___ Provided data ___

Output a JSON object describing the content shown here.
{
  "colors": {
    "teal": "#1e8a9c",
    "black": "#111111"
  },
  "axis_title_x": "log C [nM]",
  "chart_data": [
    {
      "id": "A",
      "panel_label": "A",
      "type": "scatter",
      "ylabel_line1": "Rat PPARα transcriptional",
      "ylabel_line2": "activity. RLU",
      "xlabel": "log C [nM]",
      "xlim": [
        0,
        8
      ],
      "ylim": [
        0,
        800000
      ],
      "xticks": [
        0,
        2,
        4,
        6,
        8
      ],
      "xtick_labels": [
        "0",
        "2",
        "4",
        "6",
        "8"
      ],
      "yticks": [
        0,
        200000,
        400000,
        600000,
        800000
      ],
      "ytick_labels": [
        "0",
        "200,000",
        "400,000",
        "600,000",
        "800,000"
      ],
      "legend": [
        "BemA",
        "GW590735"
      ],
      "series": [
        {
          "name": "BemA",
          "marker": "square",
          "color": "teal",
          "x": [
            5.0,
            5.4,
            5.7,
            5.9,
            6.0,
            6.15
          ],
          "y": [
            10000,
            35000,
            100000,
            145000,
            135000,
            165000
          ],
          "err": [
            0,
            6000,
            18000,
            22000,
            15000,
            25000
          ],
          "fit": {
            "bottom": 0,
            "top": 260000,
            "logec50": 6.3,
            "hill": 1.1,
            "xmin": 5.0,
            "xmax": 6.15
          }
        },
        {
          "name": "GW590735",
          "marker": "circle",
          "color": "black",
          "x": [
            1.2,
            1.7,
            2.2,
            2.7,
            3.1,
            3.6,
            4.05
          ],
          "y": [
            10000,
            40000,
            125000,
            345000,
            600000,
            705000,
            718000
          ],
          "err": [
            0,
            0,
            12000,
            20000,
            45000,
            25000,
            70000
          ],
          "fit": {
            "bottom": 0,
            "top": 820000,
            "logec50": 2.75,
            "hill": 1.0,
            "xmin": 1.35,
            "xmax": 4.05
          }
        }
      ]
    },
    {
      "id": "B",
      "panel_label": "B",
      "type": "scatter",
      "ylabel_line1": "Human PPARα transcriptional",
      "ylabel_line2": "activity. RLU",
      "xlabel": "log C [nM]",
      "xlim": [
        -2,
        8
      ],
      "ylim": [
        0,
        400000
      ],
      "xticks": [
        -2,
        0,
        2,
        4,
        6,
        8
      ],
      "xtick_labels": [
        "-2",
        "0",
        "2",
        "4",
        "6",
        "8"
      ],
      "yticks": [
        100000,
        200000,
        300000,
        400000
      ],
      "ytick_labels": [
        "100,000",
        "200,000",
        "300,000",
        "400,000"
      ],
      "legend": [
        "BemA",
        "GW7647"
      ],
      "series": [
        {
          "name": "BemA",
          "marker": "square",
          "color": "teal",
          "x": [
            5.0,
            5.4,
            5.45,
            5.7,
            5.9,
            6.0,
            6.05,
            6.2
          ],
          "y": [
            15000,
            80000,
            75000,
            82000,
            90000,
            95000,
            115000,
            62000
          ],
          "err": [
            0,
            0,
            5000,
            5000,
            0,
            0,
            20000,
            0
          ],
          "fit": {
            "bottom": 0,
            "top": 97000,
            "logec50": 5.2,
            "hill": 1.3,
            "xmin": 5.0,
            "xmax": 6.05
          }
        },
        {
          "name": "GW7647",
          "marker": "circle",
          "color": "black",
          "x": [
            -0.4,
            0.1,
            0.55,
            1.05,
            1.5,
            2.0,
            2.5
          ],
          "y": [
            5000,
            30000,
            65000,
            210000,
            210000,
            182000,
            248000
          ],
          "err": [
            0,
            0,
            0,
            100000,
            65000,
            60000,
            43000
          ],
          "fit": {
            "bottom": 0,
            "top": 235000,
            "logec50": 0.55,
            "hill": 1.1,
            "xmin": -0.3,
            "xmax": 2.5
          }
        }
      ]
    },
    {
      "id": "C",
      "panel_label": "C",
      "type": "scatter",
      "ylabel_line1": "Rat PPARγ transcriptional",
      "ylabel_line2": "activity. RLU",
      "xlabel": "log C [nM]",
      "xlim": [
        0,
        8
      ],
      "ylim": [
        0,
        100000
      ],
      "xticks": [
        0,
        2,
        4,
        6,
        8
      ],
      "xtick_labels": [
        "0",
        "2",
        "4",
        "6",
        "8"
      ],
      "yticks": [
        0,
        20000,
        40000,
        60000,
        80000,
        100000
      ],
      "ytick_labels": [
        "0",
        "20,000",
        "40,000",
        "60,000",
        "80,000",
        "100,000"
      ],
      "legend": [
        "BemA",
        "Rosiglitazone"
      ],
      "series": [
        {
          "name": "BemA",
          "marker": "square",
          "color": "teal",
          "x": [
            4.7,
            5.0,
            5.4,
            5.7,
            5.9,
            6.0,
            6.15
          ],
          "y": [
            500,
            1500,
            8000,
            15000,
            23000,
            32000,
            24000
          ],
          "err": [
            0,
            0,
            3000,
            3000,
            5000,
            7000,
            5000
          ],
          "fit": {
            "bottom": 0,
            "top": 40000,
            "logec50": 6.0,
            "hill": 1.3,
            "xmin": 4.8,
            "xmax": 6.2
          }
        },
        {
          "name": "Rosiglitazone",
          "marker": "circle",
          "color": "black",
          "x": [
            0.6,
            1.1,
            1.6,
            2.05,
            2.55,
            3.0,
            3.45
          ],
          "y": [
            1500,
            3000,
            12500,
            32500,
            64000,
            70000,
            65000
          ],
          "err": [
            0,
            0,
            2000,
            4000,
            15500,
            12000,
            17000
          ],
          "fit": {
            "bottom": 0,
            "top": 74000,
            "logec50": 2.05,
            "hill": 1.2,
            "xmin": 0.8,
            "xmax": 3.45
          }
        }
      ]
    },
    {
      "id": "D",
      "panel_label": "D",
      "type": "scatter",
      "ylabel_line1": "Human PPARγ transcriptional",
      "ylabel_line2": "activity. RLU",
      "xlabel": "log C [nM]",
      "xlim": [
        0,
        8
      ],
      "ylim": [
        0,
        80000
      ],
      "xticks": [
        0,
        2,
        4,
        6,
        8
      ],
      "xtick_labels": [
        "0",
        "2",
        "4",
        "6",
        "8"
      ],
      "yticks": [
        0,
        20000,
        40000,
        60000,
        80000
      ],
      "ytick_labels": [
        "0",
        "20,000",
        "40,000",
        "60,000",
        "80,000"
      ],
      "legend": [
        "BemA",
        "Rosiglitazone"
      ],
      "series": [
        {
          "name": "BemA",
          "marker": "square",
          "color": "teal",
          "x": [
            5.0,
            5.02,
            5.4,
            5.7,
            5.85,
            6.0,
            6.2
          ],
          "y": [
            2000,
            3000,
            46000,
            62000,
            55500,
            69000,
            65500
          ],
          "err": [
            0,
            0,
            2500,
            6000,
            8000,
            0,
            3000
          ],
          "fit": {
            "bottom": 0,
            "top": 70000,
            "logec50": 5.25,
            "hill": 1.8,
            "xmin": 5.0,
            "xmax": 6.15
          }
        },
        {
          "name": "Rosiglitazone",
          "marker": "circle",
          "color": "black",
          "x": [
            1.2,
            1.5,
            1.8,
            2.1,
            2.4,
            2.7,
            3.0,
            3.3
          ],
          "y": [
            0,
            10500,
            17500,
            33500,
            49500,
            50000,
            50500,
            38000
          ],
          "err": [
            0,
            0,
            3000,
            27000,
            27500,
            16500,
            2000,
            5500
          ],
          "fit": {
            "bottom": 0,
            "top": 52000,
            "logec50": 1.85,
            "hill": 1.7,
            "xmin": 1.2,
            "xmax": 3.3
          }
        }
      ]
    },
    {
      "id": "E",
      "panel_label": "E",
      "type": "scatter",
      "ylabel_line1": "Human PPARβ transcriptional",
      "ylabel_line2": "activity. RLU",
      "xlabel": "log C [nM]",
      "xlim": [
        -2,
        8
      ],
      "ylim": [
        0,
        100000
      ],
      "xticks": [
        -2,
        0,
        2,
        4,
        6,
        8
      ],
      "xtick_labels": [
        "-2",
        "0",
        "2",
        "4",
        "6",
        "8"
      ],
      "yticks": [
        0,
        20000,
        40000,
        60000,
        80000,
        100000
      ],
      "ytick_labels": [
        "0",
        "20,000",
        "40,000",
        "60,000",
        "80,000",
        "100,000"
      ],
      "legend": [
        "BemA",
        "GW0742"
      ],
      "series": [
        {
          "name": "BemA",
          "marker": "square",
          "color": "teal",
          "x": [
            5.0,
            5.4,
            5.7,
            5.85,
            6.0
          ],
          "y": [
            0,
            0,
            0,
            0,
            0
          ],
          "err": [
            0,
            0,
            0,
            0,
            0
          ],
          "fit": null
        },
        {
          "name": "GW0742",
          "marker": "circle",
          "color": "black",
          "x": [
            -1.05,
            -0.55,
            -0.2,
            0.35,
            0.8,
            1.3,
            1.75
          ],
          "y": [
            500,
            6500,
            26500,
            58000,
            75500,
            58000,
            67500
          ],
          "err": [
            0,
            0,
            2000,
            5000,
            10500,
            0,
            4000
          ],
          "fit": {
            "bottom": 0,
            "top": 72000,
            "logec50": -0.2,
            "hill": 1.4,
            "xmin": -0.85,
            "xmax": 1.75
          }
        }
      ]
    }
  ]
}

___

Set task >>
Copy out every line with the word "xmin".

Expected answer >>
            "xmin": 5.0,
            "xmin": 1.35,
            "xmin": 5.0,
            "xmin": -0.3,
            "xmin": 4.8,
            "xmin": 0.8,
            "xmin": 5.0,
            "xmin": 1.2,
            "xmin": -0.85,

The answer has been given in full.